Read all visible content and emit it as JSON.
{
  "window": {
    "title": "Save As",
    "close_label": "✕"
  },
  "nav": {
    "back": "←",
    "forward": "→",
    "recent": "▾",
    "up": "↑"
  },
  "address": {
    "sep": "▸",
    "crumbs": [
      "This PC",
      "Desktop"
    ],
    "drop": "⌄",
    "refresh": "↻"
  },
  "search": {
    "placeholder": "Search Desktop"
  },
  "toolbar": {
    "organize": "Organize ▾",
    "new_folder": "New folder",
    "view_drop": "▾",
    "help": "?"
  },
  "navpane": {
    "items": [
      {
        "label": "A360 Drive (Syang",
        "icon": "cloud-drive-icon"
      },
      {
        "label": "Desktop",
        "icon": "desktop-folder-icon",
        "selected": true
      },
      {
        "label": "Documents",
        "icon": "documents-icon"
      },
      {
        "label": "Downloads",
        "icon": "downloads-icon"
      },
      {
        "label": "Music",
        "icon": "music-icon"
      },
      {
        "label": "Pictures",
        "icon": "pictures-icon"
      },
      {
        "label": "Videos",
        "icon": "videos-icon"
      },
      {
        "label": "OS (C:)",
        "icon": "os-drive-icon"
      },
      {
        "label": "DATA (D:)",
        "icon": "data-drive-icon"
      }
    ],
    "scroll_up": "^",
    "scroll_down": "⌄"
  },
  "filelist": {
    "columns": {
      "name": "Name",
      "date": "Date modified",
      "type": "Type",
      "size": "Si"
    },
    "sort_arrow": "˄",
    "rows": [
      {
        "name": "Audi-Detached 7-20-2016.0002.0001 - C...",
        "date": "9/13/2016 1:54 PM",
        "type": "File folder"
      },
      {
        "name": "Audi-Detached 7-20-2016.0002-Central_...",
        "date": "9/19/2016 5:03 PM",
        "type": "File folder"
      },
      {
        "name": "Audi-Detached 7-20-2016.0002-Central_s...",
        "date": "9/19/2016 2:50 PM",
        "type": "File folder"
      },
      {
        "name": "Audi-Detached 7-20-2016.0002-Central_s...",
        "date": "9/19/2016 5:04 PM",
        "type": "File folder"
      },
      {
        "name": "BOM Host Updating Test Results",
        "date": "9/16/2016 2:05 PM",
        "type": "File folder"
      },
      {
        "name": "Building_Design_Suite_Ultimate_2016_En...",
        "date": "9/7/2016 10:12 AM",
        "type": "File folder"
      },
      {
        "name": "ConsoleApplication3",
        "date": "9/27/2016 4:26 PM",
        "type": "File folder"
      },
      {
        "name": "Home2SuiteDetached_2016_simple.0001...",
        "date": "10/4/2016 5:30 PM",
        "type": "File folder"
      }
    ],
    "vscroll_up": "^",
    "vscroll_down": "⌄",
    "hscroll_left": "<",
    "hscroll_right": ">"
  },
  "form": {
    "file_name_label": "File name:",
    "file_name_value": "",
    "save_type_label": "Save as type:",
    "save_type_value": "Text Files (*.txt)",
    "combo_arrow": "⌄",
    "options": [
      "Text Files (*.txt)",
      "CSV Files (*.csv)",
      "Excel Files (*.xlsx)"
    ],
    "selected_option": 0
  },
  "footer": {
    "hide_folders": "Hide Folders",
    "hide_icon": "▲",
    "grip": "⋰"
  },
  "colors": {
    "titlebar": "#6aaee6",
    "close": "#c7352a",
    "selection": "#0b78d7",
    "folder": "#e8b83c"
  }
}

___

#### Given request:
Look through the lines above and collect those with the word "Text".

#### Solved problem:
    "save_type_value": "Text Files (*.txt)",
      "Text Files (*.txt)",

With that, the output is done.